Problem description
Reproduce the listing below in full and without alteration, apart from its pictures.

Input material
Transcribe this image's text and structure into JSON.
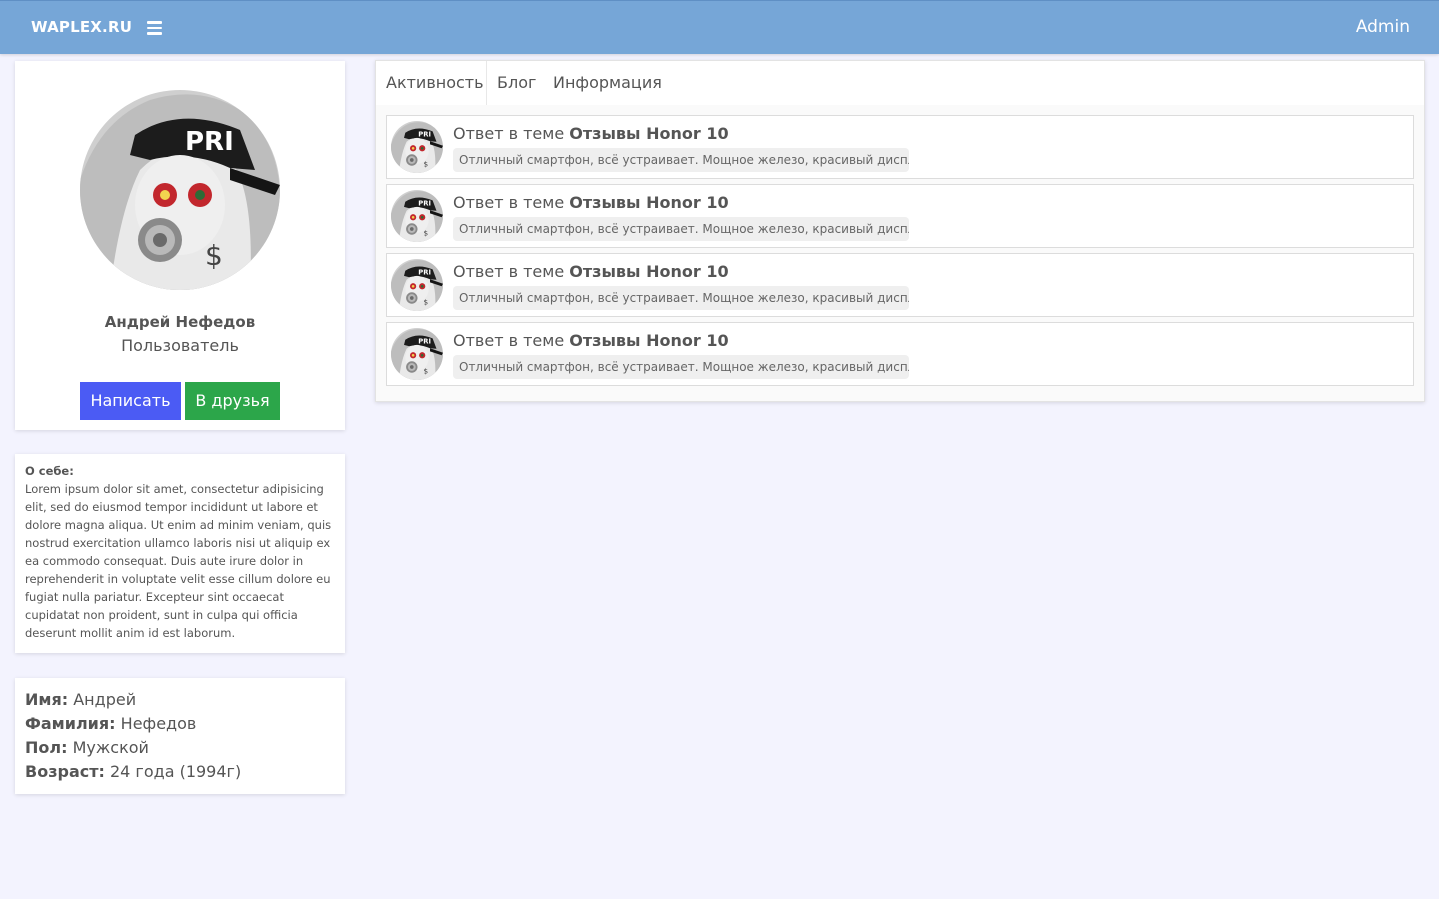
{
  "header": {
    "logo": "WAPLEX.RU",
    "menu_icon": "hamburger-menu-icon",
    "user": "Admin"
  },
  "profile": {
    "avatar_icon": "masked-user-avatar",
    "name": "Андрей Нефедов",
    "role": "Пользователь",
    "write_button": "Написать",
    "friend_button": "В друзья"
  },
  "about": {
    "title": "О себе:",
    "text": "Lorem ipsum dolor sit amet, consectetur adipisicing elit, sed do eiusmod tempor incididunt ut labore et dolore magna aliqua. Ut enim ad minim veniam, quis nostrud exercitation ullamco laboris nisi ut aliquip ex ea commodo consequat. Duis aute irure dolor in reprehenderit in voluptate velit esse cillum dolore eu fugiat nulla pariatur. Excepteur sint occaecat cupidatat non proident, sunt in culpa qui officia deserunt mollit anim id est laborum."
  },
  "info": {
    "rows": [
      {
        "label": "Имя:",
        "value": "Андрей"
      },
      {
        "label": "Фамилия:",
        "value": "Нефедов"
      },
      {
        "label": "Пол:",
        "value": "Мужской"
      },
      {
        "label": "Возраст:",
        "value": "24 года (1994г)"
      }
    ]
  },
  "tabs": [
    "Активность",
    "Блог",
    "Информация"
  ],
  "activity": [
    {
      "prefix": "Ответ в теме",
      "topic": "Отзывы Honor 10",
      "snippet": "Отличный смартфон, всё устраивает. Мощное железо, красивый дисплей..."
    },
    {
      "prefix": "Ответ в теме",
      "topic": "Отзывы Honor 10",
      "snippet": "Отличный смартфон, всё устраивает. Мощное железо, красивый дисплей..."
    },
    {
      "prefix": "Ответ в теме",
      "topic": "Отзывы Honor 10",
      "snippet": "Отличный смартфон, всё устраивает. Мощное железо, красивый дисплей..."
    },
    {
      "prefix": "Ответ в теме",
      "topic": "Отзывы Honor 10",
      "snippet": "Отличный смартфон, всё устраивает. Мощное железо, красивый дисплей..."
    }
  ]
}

Exercise solution
Transcribe this image's text and structure into JSON.
{
  "header": {
    "logo": "WAPLEX.RU",
    "menu_icon": "hamburger-menu-icon",
    "user": "Admin"
  },
  "profile": {
    "avatar_icon": "masked-user-avatar",
    "name": "Андрей Нефедов",
    "role": "Пользователь",
    "write_button": "Написать",
    "friend_button": "В друзья"
  },
  "about": {
    "title": "О себе:",
    "text": "Lorem ipsum dolor sit amet, consectetur adipisicing elit, sed do eiusmod tempor incididunt ut labore et dolore magna aliqua. Ut enim ad minim veniam, quis nostrud exercitation ullamco laboris nisi ut aliquip ex ea commodo consequat. Duis aute irure dolor in reprehenderit in voluptate velit esse cillum dolore eu fugiat nulla pariatur. Excepteur sint occaecat cupidatat non proident, sunt in culpa qui officia deserunt mollit anim id est laborum."
  },
  "info": {
    "rows": [
      {
        "label": "Имя:",
        "value": "Андрей"
      },
      {
        "label": "Фамилия:",
        "value": "Нефедов"
      },
      {
        "label": "Пол:",
        "value": "Мужской"
      },
      {
        "label": "Возраст:",
        "value": "24 года (1994г)"
      }
    ]
  },
  "tabs": [
    "Активность",
    "Блог",
    "Информация"
  ],
  "activity": [
    {
      "prefix": "Ответ в теме",
      "topic": "Отзывы Honor 10",
      "snippet": "Отличный смартфон, всё устраивает. Мощное железо, красивый дисплей..."
    },
    {
      "prefix": "Ответ в теме",
      "topic": "Отзывы Honor 10",
      "snippet": "Отличный смартфон, всё устраивает. Мощное железо, красивый дисплей..."
    },
    {
      "prefix": "Ответ в теме",
      "topic": "Отзывы Honor 10",
      "snippet": "Отличный смартфон, всё устраивает. Мощное железо, красивый дисплей..."
    },
    {
      "prefix": "Ответ в теме",
      "topic": "Отзывы Honor 10",
      "snippet": "Отличный смартфон, всё устраивает. Мощное железо, красивый дисплей..."
    }
  ]
}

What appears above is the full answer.